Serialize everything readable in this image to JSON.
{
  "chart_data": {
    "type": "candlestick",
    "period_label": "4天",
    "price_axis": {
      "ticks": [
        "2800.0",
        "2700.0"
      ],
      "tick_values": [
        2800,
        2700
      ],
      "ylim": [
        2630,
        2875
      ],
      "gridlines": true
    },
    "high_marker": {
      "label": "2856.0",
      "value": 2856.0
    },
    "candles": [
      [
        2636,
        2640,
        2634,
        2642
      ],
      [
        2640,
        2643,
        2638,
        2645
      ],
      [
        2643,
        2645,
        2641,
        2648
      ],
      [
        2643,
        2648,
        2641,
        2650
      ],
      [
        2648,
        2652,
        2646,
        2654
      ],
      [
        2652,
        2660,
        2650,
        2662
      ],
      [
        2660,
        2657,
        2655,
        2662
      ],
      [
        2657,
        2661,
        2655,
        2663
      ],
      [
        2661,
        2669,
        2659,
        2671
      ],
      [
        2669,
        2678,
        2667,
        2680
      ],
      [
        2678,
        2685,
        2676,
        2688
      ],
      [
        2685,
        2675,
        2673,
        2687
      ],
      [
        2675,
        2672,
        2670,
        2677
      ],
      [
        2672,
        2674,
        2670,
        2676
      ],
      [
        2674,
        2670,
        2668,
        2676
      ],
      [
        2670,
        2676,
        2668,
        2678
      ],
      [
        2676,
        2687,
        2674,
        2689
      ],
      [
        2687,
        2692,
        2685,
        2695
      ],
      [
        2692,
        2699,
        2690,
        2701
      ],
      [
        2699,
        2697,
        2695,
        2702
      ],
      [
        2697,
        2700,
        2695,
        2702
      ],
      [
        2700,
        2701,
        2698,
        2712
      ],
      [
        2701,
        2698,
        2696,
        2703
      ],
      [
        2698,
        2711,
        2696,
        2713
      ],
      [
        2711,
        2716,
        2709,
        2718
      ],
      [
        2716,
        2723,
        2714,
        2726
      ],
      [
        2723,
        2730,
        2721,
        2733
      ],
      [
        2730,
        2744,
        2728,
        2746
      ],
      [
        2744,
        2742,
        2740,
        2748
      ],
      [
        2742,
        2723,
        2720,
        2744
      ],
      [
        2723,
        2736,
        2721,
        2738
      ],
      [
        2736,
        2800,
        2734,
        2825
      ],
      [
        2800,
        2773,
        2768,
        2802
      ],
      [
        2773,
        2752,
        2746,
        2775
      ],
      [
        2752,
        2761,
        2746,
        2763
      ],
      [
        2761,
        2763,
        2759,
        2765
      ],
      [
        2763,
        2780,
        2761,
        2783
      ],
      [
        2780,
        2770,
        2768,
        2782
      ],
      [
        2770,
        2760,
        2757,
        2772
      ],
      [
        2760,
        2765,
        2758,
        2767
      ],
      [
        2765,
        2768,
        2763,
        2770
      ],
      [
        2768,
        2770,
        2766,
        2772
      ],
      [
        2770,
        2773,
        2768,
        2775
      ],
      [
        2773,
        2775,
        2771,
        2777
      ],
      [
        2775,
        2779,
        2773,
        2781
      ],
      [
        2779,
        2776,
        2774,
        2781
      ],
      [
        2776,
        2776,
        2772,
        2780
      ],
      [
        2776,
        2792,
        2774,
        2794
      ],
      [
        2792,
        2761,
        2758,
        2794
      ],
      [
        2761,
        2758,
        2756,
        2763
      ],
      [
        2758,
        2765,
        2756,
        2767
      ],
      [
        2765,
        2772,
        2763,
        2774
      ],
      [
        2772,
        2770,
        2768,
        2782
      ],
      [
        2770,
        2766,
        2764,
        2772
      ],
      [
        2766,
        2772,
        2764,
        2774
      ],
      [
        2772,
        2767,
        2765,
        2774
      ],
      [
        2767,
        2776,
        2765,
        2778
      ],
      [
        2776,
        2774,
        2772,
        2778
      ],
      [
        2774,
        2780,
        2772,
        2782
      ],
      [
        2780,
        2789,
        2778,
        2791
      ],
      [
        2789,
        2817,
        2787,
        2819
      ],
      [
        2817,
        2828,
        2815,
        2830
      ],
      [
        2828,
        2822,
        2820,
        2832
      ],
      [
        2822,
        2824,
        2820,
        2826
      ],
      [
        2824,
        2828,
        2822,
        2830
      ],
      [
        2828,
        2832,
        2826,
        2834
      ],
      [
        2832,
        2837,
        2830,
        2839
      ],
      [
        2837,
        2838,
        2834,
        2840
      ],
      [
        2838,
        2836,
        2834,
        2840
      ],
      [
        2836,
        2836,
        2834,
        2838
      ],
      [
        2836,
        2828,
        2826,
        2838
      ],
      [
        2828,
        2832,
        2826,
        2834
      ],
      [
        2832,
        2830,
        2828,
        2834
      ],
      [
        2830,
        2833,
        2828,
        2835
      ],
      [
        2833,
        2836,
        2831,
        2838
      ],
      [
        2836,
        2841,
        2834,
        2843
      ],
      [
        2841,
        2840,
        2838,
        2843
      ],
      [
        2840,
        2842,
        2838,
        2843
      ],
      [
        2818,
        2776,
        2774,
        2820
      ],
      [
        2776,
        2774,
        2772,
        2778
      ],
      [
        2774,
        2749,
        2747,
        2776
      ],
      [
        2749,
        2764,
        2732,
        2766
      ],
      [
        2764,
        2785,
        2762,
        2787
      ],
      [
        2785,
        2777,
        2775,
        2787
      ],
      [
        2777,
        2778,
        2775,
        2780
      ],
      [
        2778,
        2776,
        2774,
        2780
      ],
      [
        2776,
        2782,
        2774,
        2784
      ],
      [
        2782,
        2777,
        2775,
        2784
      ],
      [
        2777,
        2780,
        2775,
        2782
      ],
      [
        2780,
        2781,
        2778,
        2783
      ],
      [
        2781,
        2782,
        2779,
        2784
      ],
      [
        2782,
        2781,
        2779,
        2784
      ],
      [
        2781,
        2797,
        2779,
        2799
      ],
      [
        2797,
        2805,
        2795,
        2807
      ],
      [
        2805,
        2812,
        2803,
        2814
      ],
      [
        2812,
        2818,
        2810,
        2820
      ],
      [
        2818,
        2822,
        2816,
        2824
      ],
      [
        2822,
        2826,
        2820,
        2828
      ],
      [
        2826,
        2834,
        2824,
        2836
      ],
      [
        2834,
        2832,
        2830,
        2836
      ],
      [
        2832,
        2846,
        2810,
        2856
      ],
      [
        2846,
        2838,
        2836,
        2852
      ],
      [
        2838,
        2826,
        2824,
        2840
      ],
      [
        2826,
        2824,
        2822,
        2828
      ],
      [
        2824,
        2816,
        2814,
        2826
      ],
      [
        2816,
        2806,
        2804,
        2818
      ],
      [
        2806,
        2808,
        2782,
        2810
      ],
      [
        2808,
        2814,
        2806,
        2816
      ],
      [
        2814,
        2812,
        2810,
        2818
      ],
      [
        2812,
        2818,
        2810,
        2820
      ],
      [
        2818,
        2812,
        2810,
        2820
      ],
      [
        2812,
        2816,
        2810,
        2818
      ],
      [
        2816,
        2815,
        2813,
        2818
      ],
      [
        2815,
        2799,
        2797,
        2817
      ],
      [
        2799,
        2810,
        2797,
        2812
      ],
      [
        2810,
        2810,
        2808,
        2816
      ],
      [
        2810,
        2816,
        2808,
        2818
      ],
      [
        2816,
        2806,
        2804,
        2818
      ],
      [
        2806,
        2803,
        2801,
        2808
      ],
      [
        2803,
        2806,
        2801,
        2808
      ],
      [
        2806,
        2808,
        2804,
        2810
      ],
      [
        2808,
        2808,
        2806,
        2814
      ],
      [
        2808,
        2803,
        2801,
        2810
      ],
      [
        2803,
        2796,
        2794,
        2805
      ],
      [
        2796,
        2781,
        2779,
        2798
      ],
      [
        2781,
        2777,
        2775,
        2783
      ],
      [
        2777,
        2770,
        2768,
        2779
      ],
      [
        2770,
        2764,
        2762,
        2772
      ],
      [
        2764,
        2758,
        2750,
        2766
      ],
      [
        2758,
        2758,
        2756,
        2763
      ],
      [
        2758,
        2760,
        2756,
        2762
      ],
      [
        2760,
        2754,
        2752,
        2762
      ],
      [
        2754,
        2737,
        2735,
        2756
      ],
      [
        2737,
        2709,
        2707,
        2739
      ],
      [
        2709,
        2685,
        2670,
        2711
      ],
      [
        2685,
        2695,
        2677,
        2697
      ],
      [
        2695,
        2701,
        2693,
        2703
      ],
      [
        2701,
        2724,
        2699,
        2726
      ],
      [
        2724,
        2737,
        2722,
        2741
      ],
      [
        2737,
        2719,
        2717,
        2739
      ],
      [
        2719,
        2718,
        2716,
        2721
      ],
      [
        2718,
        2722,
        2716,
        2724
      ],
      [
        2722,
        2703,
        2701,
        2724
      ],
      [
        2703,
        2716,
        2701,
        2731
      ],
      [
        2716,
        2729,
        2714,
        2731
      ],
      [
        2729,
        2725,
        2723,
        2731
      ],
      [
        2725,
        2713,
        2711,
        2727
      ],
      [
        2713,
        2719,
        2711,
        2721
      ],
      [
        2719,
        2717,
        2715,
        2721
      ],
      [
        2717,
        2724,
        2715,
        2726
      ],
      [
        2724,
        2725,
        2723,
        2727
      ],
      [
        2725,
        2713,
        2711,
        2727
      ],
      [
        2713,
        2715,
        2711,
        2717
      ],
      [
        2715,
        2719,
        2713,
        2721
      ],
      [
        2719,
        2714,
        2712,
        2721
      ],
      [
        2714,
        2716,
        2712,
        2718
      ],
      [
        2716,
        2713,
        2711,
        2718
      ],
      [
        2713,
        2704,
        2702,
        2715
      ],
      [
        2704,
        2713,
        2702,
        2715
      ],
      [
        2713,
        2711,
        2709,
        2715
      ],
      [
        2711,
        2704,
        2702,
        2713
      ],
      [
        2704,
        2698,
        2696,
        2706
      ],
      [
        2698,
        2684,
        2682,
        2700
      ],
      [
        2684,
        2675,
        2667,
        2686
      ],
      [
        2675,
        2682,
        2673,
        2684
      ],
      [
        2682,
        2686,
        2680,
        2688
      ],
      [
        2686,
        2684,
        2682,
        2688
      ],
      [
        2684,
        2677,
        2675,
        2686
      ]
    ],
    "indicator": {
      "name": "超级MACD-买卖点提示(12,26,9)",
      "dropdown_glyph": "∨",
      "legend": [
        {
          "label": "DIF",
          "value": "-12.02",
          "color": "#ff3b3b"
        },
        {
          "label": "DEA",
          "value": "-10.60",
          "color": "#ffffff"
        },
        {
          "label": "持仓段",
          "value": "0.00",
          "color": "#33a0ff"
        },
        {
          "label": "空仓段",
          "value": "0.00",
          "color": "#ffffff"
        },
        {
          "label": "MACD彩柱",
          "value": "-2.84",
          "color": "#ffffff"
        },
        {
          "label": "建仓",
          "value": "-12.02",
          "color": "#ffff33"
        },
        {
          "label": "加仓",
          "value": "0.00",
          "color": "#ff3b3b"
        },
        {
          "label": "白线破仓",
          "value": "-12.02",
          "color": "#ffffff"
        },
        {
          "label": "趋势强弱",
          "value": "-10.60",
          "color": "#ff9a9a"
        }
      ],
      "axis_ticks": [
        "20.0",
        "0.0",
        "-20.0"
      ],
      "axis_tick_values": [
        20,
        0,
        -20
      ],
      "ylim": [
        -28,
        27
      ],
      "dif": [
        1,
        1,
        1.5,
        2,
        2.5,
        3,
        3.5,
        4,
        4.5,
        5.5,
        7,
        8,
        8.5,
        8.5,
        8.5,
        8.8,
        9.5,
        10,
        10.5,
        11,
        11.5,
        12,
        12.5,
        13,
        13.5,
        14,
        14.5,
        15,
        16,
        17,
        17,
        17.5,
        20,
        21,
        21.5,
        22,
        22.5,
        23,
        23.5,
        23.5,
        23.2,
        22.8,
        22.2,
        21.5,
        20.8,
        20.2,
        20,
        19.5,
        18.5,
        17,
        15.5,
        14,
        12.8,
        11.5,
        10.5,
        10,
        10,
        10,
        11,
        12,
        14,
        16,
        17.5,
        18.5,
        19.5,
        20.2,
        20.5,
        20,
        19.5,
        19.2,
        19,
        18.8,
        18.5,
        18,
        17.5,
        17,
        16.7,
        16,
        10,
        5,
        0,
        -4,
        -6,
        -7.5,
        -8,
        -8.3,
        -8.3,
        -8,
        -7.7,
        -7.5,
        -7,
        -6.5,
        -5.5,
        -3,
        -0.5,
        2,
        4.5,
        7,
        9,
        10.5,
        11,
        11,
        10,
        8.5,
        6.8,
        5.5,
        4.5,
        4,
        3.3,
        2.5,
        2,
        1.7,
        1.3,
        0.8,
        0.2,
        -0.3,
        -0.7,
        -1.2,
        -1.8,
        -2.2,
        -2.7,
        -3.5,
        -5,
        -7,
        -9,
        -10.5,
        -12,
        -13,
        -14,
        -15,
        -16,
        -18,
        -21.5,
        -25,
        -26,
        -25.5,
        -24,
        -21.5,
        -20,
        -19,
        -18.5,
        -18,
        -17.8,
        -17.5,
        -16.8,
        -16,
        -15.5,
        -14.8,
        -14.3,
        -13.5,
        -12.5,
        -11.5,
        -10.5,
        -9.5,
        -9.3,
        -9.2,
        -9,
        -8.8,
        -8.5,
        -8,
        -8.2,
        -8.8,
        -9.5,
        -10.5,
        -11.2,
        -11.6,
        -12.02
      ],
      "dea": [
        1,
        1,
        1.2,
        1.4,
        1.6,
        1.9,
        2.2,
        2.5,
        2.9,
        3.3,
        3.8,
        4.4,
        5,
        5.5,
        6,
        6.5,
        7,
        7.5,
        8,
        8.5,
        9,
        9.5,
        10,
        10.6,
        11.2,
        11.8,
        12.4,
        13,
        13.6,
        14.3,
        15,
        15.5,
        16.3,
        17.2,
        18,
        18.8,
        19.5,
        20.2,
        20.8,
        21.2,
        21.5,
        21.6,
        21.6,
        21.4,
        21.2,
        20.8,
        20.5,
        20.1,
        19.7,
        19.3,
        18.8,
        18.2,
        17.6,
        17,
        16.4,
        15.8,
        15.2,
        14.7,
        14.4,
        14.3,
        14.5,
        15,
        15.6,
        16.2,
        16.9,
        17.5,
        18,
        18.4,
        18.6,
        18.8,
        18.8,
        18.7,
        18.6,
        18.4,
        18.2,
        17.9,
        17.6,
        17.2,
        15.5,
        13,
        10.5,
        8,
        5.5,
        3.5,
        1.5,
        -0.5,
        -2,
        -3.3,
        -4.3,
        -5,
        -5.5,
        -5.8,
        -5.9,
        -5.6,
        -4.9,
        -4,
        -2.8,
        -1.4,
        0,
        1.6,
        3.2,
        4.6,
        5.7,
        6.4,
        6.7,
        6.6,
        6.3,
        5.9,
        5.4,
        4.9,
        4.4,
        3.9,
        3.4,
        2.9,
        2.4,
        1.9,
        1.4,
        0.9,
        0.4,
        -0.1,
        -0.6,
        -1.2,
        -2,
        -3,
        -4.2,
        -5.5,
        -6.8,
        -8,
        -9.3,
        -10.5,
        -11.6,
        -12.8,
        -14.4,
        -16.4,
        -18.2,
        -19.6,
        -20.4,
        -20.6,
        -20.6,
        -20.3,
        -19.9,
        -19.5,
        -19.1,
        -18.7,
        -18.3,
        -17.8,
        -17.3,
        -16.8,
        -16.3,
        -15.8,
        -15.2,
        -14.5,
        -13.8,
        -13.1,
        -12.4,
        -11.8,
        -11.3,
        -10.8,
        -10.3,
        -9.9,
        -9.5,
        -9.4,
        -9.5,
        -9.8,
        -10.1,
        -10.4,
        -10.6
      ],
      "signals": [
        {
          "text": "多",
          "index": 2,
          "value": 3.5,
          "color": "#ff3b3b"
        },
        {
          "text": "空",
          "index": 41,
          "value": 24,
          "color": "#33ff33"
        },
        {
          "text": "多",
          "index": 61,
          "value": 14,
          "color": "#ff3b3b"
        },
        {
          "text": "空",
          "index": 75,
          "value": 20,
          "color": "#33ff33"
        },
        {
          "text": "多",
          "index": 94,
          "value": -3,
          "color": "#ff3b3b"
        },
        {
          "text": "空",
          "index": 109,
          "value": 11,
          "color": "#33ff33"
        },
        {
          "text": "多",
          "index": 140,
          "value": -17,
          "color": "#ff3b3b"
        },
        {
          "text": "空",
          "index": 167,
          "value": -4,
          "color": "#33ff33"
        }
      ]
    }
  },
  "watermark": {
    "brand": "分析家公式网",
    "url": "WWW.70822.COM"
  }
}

WHAT IS BEING ASKED → Among the lines above, count those containing the word "index" and give nothing but the result.

THE OUTPUT → 8